[[ Records provided open ]]
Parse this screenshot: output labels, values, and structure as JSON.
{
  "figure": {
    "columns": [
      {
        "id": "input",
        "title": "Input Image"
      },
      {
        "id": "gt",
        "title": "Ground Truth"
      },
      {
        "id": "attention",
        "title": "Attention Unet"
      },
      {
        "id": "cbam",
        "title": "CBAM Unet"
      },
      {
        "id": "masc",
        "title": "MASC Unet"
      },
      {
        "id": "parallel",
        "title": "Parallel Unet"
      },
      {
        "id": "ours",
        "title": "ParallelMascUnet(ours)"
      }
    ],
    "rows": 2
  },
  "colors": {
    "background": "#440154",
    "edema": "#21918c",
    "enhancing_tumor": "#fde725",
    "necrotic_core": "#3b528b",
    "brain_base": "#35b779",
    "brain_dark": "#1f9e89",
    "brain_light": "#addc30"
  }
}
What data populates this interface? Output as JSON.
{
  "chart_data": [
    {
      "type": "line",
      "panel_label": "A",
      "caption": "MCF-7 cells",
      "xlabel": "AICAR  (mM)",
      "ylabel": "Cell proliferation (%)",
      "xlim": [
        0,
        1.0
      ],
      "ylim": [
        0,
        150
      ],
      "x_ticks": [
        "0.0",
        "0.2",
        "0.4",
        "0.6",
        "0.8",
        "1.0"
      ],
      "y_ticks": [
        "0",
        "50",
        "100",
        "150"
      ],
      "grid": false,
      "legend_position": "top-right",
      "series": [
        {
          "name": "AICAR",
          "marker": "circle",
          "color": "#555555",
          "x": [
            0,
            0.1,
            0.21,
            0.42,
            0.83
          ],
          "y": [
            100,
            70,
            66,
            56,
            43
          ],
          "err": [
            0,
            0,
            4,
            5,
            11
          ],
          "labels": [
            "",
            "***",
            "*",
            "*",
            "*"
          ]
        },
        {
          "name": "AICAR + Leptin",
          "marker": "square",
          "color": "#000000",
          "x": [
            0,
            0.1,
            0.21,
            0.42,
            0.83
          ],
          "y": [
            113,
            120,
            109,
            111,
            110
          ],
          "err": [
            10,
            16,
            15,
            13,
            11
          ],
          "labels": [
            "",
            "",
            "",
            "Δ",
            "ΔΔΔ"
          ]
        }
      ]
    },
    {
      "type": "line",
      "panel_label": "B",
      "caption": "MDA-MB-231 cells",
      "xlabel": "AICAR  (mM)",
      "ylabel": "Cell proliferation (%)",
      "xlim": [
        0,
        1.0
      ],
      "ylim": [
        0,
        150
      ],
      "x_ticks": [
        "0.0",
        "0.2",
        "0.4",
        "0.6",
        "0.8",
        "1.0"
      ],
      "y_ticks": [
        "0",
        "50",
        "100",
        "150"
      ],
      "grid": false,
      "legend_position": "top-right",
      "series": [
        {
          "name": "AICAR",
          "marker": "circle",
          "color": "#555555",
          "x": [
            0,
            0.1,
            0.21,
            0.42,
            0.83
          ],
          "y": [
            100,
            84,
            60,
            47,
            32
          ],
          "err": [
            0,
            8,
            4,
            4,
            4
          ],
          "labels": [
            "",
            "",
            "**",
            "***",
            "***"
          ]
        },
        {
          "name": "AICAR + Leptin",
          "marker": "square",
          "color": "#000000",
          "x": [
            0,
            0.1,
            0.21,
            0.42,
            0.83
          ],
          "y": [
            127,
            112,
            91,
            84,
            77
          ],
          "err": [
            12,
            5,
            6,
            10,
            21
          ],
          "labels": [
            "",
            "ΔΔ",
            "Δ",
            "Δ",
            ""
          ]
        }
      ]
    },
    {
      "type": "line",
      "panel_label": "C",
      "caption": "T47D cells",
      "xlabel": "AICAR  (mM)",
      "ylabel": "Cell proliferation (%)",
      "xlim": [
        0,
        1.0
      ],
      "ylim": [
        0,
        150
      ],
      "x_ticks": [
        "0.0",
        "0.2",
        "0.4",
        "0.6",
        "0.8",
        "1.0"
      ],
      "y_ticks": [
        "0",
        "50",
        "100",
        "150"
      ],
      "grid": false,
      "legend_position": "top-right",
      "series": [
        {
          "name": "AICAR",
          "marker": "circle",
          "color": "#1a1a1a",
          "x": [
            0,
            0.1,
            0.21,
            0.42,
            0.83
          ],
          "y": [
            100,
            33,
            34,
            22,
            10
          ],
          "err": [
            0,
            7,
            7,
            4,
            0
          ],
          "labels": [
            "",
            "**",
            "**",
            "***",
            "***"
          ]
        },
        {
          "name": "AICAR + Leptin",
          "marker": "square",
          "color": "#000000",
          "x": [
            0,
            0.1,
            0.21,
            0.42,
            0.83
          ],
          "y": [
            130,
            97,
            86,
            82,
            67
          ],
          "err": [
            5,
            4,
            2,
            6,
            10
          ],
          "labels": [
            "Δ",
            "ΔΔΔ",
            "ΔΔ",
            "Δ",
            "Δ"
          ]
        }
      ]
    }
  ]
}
[[ Records provided closed ]]
**What you will do**
Give the data again in full, keeping every line as it was.

**Task solution**
Parse this screenshot: output labels, values, and structure as JSON.
{
  "figure": {
    "columns": [
      {
        "id": "input",
        "title": "Input Image"
      },
      {
        "id": "gt",
        "title": "Ground Truth"
      },
      {
        "id": "attention",
        "title": "Attention Unet"
      },
      {
        "id": "cbam",
        "title": "CBAM Unet"
      },
      {
        "id": "masc",
        "title": "MASC Unet"
      },
      {
        "id": "parallel",
        "title": "Parallel Unet"
      },
      {
        "id": "ours",
        "title": "ParallelMascUnet(ours)"
      }
    ],
    "rows": 2
  },
  "colors": {
    "background": "#440154",
    "edema": "#21918c",
    "enhancing_tumor": "#fde725",
    "necrotic_core": "#3b528b",
    "brain_base": "#35b779",
    "brain_dark": "#1f9e89",
    "brain_light": "#addc30"
  }
}
What data populates this interface? Output as JSON.
{
  "chart_data": [
    {
      "type": "line",
      "panel_label": "A",
      "caption": "MCF-7 cells",
      "xlabel": "AICAR  (mM)",
      "ylabel": "Cell proliferation (%)",
      "xlim": [
        0,
        1.0
      ],
      "ylim": [
        0,
        150
      ],
      "x_ticks": [
        "0.0",
        "0.2",
        "0.4",
        "0.6",
        "0.8",
        "1.0"
      ],
      "y_ticks": [
        "0",
        "50",
        "100",
        "150"
      ],
      "grid": false,
      "legend_position": "top-right",
      "series": [
        {
          "name": "AICAR",
          "marker": "circle",
          "color": "#555555",
          "x": [
            0,
            0.1,
            0.21,
            0.42,
            0.83
          ],
          "y": [
            100,
            70,
            66,
            56,
            43
          ],
          "err": [
            0,
            0,
            4,
            5,
            11
          ],
          "labels": [
            "",
            "***",
            "*",
            "*",
            "*"
          ]
        },
        {
          "name": "AICAR + Leptin",
          "marker": "square",
          "color": "#000000",
          "x": [
            0,
            0.1,
            0.21,
            0.42,
            0.83
          ],
          "y": [
            113,
            120,
            109,
            111,
            110
          ],
          "err": [
            10,
            16,
            15,
            13,
            11
          ],
          "labels": [
            "",
            "",
            "",
            "Δ",
            "ΔΔΔ"
          ]
        }
      ]
    },
    {
      "type": "line",
      "panel_label": "B",
      "caption": "MDA-MB-231 cells",
      "xlabel": "AICAR  (mM)",
      "ylabel": "Cell proliferation (%)",
      "xlim": [
        0,
        1.0
      ],
      "ylim": [
        0,
        150
      ],
      "x_ticks": [
        "0.0",
        "0.2",
        "0.4",
        "0.6",
        "0.8",
        "1.0"
      ],
      "y_ticks": [
        "0",
        "50",
        "100",
        "150"
      ],
      "grid": false,
      "legend_position": "top-right",
      "series": [
        {
          "name": "AICAR",
          "marker": "circle",
          "color": "#555555",
          "x": [
            0,
            0.1,
            0.21,
            0.42,
            0.83
          ],
          "y": [
            100,
            84,
            60,
            47,
            32
          ],
          "err": [
            0,
            8,
            4,
            4,
            4
          ],
          "labels": [
            "",
            "",
            "**",
            "***",
            "***"
          ]
        },
        {
          "name": "AICAR + Leptin",
          "marker": "square",
          "color": "#000000",
          "x": [
            0,
            0.1,
            0.21,
            0.42,
            0.83
          ],
          "y": [
            127,
            112,
            91,
            84,
            77
          ],
          "err": [
            12,
            5,
            6,
            10,
            21
          ],
          "labels": [
            "",
            "ΔΔ",
            "Δ",
            "Δ",
            ""
          ]
        }
      ]
    },
    {
      "type": "line",
      "panel_label": "C",
      "caption": "T47D cells",
      "xlabel": "AICAR  (mM)",
      "ylabel": "Cell proliferation (%)",
      "xlim": [
        0,
        1.0
      ],
      "ylim": [
        0,
        150
      ],
      "x_ticks": [
        "0.0",
        "0.2",
        "0.4",
        "0.6",
        "0.8",
        "1.0"
      ],
      "y_ticks": [
        "0",
        "50",
        "100",
        "150"
      ],
      "grid": false,
      "legend_position": "top-right",
      "series": [
        {
          "name": "AICAR",
          "marker": "circle",
          "color": "#1a1a1a",
          "x": [
            0,
            0.1,
            0.21,
            0.42,
            0.83
          ],
          "y": [
            100,
            33,
            34,
            22,
            10
          ],
          "err": [
            0,
            7,
            7,
            4,
            0
          ],
          "labels": [
            "",
            "**",
            "**",
            "***",
            "***"
          ]
        },
        {
          "name": "AICAR + Leptin",
          "marker": "square",
          "color": "#000000",
          "x": [
            0,
            0.1,
            0.21,
            0.42,
            0.83
          ],
          "y": [
            130,
            97,
            86,
            82,
            67
          ],
          "err": [
            5,
            4,
            2,
            6,
            10
          ],
          "labels": [
            "Δ",
            "ΔΔΔ",
            "ΔΔ",
            "Δ",
            "Δ"
          ]
        }
      ]
    }
  ]
}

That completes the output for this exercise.